• What this task involves:
Every record below should be printed exactly as given.

• Material for this task:
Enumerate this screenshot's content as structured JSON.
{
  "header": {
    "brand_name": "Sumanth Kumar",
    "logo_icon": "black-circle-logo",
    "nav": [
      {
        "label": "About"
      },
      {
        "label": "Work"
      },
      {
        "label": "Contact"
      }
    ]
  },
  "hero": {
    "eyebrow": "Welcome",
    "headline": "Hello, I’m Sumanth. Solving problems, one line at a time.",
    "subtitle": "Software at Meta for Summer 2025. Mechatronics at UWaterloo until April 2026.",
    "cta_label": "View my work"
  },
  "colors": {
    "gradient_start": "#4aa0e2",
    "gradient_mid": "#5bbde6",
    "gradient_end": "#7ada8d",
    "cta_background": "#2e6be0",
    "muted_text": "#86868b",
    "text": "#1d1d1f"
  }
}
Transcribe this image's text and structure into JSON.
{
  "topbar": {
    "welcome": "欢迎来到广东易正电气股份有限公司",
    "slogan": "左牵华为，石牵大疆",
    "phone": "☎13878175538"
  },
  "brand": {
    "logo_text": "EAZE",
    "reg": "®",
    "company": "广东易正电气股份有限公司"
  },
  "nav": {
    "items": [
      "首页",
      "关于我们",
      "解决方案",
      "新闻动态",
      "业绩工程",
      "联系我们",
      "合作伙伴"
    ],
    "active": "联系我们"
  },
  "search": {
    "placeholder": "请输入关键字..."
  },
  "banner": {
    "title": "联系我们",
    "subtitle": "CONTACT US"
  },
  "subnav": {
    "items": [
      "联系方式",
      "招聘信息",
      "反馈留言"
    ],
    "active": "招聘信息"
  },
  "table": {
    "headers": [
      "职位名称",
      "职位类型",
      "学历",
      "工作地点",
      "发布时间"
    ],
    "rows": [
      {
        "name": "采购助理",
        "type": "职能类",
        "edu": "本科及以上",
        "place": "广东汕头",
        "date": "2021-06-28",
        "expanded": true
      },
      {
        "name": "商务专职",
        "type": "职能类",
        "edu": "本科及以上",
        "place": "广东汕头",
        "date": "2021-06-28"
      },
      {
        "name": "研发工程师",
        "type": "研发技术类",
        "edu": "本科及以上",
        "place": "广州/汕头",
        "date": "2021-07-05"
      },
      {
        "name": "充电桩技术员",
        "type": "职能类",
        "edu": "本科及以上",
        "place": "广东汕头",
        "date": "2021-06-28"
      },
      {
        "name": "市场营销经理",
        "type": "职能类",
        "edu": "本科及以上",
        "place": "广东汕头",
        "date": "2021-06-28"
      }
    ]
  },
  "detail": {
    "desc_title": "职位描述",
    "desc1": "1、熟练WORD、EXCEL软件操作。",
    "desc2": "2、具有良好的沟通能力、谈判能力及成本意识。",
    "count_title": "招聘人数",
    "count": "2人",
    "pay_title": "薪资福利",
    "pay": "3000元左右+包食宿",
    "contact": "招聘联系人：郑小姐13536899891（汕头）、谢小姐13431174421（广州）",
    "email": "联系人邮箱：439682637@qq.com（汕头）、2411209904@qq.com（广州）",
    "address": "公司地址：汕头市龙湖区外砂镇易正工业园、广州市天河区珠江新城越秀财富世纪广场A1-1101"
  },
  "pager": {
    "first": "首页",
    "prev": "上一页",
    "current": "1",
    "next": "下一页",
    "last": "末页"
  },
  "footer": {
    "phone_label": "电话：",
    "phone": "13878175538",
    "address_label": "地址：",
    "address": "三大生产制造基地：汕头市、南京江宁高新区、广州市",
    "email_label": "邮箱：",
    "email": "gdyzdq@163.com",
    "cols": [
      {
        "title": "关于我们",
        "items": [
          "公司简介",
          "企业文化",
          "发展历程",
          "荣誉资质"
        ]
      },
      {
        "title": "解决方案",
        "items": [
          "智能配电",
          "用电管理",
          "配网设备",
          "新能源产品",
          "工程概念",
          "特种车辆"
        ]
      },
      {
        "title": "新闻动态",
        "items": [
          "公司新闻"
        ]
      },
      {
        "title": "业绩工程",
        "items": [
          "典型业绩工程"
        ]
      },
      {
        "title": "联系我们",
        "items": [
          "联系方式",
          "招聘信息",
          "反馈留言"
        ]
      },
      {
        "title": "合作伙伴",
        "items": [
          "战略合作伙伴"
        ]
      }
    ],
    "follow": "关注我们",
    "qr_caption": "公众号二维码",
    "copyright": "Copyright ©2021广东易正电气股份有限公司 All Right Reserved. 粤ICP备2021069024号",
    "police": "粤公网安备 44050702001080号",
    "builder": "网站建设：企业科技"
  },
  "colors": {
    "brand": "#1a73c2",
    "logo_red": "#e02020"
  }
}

• Answer to this task:
Enumerate this screenshot's content as structured JSON.
{
  "header": {
    "brand_name": "Sumanth Kumar",
    "logo_icon": "black-circle-logo",
    "nav": [
      {
        "label": "About"
      },
      {
        "label": "Work"
      },
      {
        "label": "Contact"
      }
    ]
  },
  "hero": {
    "eyebrow": "Welcome",
    "headline": "Hello, I’m Sumanth. Solving problems, one line at a time.",
    "subtitle": "Software at Meta for Summer 2025. Mechatronics at UWaterloo until April 2026.",
    "cta_label": "View my work"
  },
  "colors": {
    "gradient_start": "#4aa0e2",
    "gradient_mid": "#5bbde6",
    "gradient_end": "#7ada8d",
    "cta_background": "#2e6be0",
    "muted_text": "#86868b",
    "text": "#1d1d1f"
  }
}
Transcribe this image's text and structure into JSON.
{
  "topbar": {
    "welcome": "欢迎来到广东易正电气股份有限公司",
    "slogan": "左牵华为，石牵大疆",
    "phone": "☎13878175538"
  },
  "brand": {
    "logo_text": "EAZE",
    "reg": "®",
    "company": "广东易正电气股份有限公司"
  },
  "nav": {
    "items": [
      "首页",
      "关于我们",
      "解决方案",
      "新闻动态",
      "业绩工程",
      "联系我们",
      "合作伙伴"
    ],
    "active": "联系我们"
  },
  "search": {
    "placeholder": "请输入关键字..."
  },
  "banner": {
    "title": "联系我们",
    "subtitle": "CONTACT US"
  },
  "subnav": {
    "items": [
      "联系方式",
      "招聘信息",
      "反馈留言"
    ],
    "active": "招聘信息"
  },
  "table": {
    "headers": [
      "职位名称",
      "职位类型",
      "学历",
      "工作地点",
      "发布时间"
    ],
    "rows": [
      {
        "name": "采购助理",
        "type": "职能类",
        "edu": "本科及以上",
        "place": "广东汕头",
        "date": "2021-06-28",
        "expanded": true
      },
      {
        "name": "商务专职",
        "type": "职能类",
        "edu": "本科及以上",
        "place": "广东汕头",
        "date": "2021-06-28"
      },
      {
        "name": "研发工程师",
        "type": "研发技术类",
        "edu": "本科及以上",
        "place": "广州/汕头",
        "date": "2021-07-05"
      },
      {
        "name": "充电桩技术员",
        "type": "职能类",
        "edu": "本科及以上",
        "place": "广东汕头",
        "date": "2021-06-28"
      },
      {
        "name": "市场营销经理",
        "type": "职能类",
        "edu": "本科及以上",
        "place": "广东汕头",
        "date": "2021-06-28"
      }
    ]
  },
  "detail": {
    "desc_title": "职位描述",
    "desc1": "1、熟练WORD、EXCEL软件操作。",
    "desc2": "2、具有良好的沟通能力、谈判能力及成本意识。",
    "count_title": "招聘人数",
    "count": "2人",
    "pay_title": "薪资福利",
    "pay": "3000元左右+包食宿",
    "contact": "招聘联系人：郑小姐13536899891（汕头）、谢小姐13431174421（广州）",
    "email": "联系人邮箱：439682637@qq.com（汕头）、2411209904@qq.com（广州）",
    "address": "公司地址：汕头市龙湖区外砂镇易正工业园、广州市天河区珠江新城越秀财富世纪广场A1-1101"
  },
  "pager": {
    "first": "首页",
    "prev": "上一页",
    "current": "1",
    "next": "下一页",
    "last": "末页"
  },
  "footer": {
    "phone_label": "电话：",
    "phone": "13878175538",
    "address_label": "地址：",
    "address": "三大生产制造基地：汕头市、南京江宁高新区、广州市",
    "email_label": "邮箱：",
    "email": "gdyzdq@163.com",
    "cols": [
      {
        "title": "关于我们",
        "items": [
          "公司简介",
          "企业文化",
          "发展历程",
          "荣誉资质"
        ]
      },
      {
        "title": "解决方案",
        "items": [
          "智能配电",
          "用电管理",
          "配网设备",
          "新能源产品",
          "工程概念",
          "特种车辆"
        ]
      },
      {
        "title": "新闻动态",
        "items": [
          "公司新闻"
        ]
      },
      {
        "title": "业绩工程",
        "items": [
          "典型业绩工程"
        ]
      },
      {
        "title": "联系我们",
        "items": [
          "联系方式",
          "招聘信息",
          "反馈留言"
        ]
      },
      {
        "title": "合作伙伴",
        "items": [
          "战略合作伙伴"
        ]
      }
    ],
    "follow": "关注我们",
    "qr_caption": "公众号二维码",
    "copyright": "Copyright ©2021广东易正电气股份有限公司 All Right Reserved. 粤ICP备2021069024号",
    "police": "粤公网安备 44050702001080号",
    "builder": "网站建设：企业科技"
  },
  "colors": {
    "brand": "#1a73c2",
    "logo_red": "#e02020"
  }
}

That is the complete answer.